:: What is required ::
Retype the lines from the one containing "Itemize the components" up to and including the one containing "Point (775, 692, 797, 706)", with no changes.

[Annotated element entries]
-------------------------
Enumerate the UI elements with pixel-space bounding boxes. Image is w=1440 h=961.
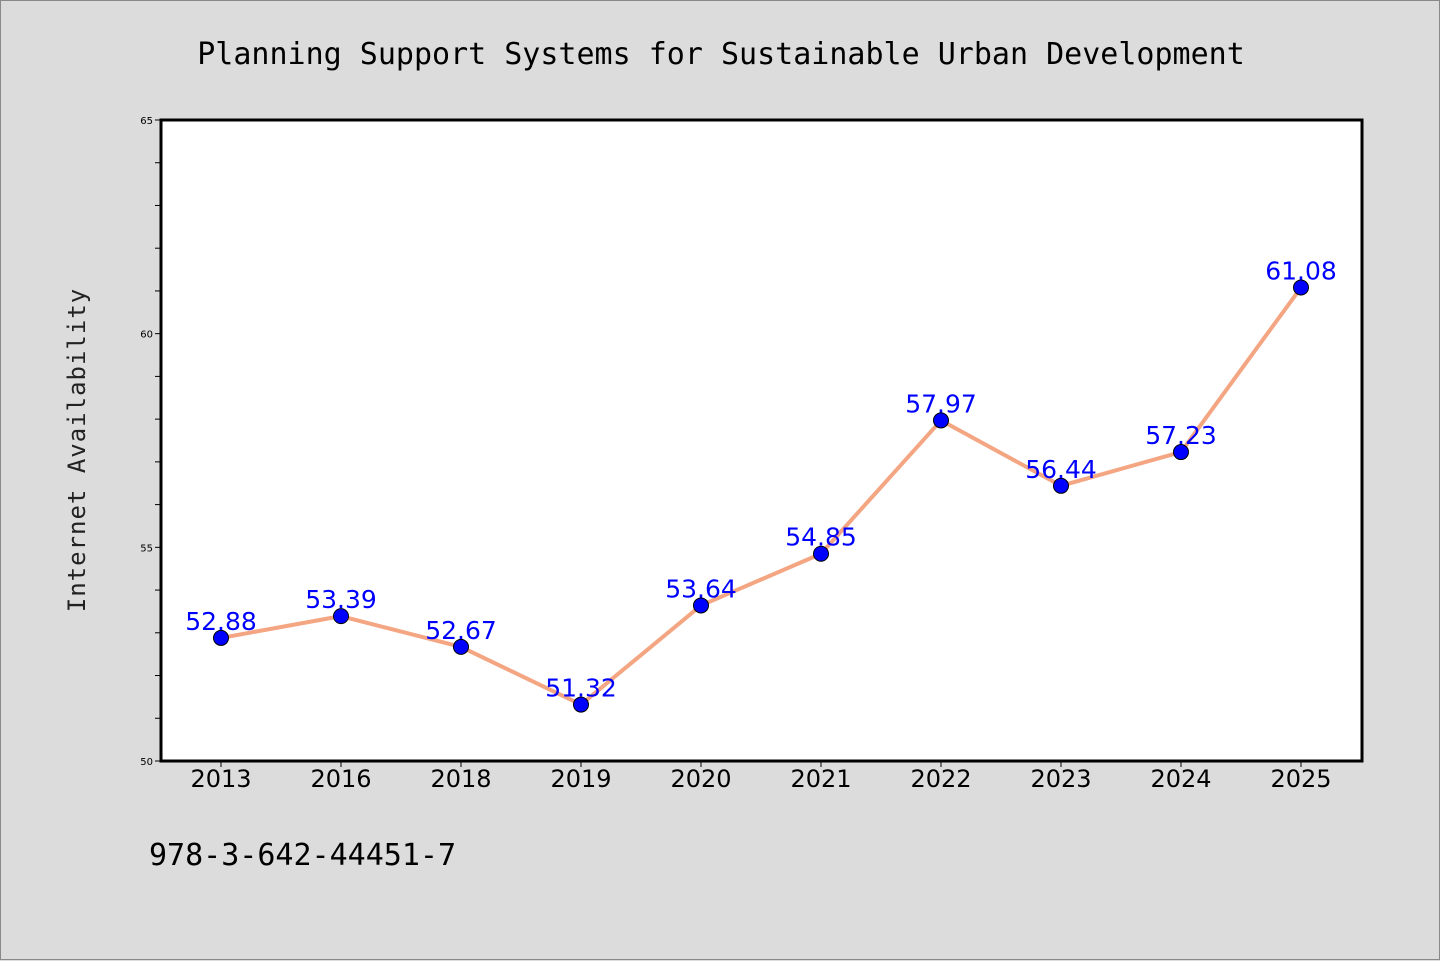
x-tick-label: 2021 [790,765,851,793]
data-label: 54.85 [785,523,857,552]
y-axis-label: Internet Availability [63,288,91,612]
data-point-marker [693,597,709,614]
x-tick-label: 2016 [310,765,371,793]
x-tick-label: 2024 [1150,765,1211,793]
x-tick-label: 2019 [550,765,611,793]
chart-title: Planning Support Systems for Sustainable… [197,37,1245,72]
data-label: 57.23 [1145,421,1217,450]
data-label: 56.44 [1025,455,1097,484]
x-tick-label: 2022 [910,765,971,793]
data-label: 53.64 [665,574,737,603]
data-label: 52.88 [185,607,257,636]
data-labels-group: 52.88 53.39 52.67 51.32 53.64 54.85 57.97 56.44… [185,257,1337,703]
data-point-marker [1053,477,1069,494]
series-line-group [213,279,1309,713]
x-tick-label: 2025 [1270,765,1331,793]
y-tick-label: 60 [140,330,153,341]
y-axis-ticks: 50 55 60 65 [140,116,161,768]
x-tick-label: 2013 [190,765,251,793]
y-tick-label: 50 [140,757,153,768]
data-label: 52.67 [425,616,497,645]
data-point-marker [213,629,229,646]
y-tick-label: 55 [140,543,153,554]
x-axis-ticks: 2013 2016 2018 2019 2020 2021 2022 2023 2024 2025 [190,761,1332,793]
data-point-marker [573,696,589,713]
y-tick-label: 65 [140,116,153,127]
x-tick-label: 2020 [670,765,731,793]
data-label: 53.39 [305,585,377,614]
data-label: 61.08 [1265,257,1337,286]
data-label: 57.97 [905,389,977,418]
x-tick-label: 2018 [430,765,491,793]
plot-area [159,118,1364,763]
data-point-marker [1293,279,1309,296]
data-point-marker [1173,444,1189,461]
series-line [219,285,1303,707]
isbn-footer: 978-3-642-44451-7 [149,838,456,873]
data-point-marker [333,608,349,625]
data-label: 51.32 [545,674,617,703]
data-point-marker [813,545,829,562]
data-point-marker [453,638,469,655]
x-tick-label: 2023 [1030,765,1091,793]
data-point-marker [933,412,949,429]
-------------------------
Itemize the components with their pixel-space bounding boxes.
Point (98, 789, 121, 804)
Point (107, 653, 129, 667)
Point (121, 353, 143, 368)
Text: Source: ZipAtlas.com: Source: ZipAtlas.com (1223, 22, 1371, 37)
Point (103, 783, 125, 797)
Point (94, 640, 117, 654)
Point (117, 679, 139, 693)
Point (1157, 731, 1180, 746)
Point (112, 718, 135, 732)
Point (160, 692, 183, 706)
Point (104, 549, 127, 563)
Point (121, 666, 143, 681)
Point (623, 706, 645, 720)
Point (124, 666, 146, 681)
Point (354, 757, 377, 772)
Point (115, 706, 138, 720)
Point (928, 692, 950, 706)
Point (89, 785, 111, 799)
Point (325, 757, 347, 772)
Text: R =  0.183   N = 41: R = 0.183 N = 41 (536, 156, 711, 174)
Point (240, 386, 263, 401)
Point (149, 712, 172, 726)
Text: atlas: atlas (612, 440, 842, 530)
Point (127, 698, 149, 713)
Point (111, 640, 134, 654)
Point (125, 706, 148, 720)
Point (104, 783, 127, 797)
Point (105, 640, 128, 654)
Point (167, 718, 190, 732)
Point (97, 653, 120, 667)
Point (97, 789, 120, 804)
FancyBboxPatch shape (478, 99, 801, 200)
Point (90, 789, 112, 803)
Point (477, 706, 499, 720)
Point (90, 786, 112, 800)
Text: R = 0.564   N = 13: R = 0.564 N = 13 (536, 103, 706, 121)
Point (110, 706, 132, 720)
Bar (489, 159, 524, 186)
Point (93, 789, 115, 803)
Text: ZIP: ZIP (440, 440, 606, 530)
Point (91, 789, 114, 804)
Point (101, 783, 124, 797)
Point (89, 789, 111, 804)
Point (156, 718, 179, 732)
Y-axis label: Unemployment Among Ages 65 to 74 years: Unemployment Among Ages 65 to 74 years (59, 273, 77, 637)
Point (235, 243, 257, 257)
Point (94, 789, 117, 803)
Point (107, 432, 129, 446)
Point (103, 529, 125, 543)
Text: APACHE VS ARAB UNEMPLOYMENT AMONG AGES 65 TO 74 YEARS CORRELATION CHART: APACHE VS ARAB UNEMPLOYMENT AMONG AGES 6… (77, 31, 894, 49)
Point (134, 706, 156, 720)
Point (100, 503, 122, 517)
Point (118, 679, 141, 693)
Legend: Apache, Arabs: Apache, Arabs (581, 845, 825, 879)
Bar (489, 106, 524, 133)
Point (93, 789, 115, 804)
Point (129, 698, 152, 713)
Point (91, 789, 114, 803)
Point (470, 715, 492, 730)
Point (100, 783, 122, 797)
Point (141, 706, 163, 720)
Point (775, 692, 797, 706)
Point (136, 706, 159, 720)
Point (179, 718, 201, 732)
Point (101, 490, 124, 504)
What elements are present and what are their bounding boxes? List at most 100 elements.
-------------------------
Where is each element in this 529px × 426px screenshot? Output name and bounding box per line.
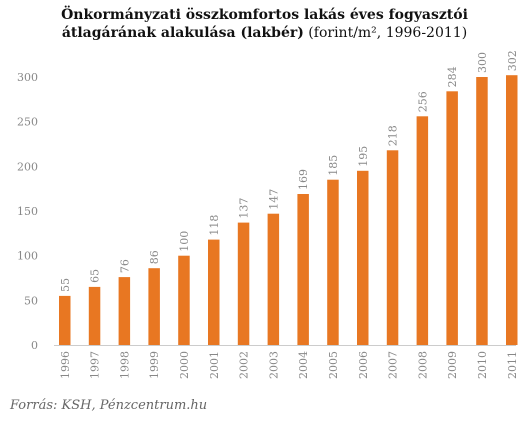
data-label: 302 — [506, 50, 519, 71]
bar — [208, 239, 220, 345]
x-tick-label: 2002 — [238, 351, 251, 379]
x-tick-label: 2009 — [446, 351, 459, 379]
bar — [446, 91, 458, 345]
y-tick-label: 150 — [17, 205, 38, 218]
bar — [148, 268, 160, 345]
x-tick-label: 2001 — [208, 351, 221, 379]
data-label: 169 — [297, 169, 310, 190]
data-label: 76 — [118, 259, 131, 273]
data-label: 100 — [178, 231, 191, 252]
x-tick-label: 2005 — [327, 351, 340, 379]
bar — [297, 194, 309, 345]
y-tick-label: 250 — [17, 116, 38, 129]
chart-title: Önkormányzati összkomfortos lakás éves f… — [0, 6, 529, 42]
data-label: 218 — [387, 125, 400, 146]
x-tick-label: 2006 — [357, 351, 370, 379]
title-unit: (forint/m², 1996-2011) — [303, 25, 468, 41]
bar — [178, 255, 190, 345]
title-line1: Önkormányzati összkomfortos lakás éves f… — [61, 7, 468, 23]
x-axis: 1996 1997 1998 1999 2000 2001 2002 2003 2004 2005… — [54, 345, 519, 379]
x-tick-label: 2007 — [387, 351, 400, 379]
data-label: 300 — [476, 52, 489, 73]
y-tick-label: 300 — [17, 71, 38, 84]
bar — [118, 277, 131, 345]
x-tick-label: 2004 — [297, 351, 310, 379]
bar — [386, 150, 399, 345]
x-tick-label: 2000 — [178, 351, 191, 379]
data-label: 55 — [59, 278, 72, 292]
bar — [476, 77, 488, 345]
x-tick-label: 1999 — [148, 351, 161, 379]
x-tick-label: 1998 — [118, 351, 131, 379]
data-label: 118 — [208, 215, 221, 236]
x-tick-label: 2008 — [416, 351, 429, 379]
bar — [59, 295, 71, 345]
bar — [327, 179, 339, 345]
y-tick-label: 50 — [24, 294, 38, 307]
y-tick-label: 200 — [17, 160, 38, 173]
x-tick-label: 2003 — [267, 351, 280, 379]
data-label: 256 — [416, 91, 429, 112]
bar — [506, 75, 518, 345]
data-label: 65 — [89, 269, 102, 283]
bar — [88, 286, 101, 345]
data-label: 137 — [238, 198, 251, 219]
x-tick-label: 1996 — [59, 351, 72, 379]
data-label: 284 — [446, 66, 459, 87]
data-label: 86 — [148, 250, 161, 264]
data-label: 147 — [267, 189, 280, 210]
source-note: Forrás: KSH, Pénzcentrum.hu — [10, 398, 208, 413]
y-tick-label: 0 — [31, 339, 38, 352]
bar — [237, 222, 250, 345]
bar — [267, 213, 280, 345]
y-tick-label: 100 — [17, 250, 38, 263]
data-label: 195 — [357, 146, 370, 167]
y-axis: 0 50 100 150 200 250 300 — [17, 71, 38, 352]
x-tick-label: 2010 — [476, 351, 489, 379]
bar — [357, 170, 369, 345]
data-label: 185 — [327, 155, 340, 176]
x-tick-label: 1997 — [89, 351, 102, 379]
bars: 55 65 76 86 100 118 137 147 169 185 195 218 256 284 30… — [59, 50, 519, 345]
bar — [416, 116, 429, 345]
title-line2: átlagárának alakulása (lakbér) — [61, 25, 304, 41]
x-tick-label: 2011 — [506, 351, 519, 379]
-------------------------
:: Written answer ::
Itemize the components with their pixel-space bounding boxes.
Point (98, 789, 121, 804)
Point (107, 653, 129, 667)
Point (121, 353, 143, 368)
Text: Source: ZipAtlas.com: Source: ZipAtlas.com (1223, 22, 1371, 37)
Point (103, 783, 125, 797)
Point (94, 640, 117, 654)
Point (117, 679, 139, 693)
Point (1157, 731, 1180, 746)
Point (112, 718, 135, 732)
Point (160, 692, 183, 706)
Point (104, 549, 127, 563)
Point (121, 666, 143, 681)
Point (623, 706, 645, 720)
Point (124, 666, 146, 681)
Point (354, 757, 377, 772)
Point (115, 706, 138, 720)
Point (928, 692, 950, 706)
Point (89, 785, 111, 799)
Point (325, 757, 347, 772)
Text: R =  0.183   N = 41: R = 0.183 N = 41 (536, 156, 711, 174)
Point (240, 386, 263, 401)
Point (149, 712, 172, 726)
Text: atlas: atlas (612, 440, 842, 530)
Point (127, 698, 149, 713)
Point (111, 640, 134, 654)
Point (125, 706, 148, 720)
Point (104, 783, 127, 797)
Point (105, 640, 128, 654)
Point (167, 718, 190, 732)
Point (97, 653, 120, 667)
Point (97, 789, 120, 804)
FancyBboxPatch shape (478, 99, 801, 200)
Point (90, 789, 112, 803)
Point (477, 706, 499, 720)
Point (90, 786, 112, 800)
Text: R = 0.564   N = 13: R = 0.564 N = 13 (536, 103, 706, 121)
Point (110, 706, 132, 720)
Bar (489, 159, 524, 186)
Point (93, 789, 115, 803)
Text: ZIP: ZIP (440, 440, 606, 530)
Point (91, 789, 114, 804)
Point (101, 783, 124, 797)
Point (89, 789, 111, 804)
Point (156, 718, 179, 732)
Y-axis label: Unemployment Among Ages 65 to 74 years: Unemployment Among Ages 65 to 74 years (59, 273, 77, 637)
Point (235, 243, 257, 257)
Point (94, 789, 117, 803)
Point (107, 432, 129, 446)
Point (103, 529, 125, 543)
Text: APACHE VS ARAB UNEMPLOYMENT AMONG AGES 65 TO 74 YEARS CORRELATION CHART: APACHE VS ARAB UNEMPLOYMENT AMONG AGES 6… (77, 31, 894, 49)
Point (134, 706, 156, 720)
Point (100, 503, 122, 517)
Point (118, 679, 141, 693)
Legend: Apache, Arabs: Apache, Arabs (581, 845, 825, 879)
Bar (489, 106, 524, 133)
Point (93, 789, 115, 804)
Point (129, 698, 152, 713)
Point (91, 789, 114, 803)
Point (470, 715, 492, 730)
Point (100, 783, 122, 797)
Point (141, 706, 163, 720)
Point (775, 692, 797, 706)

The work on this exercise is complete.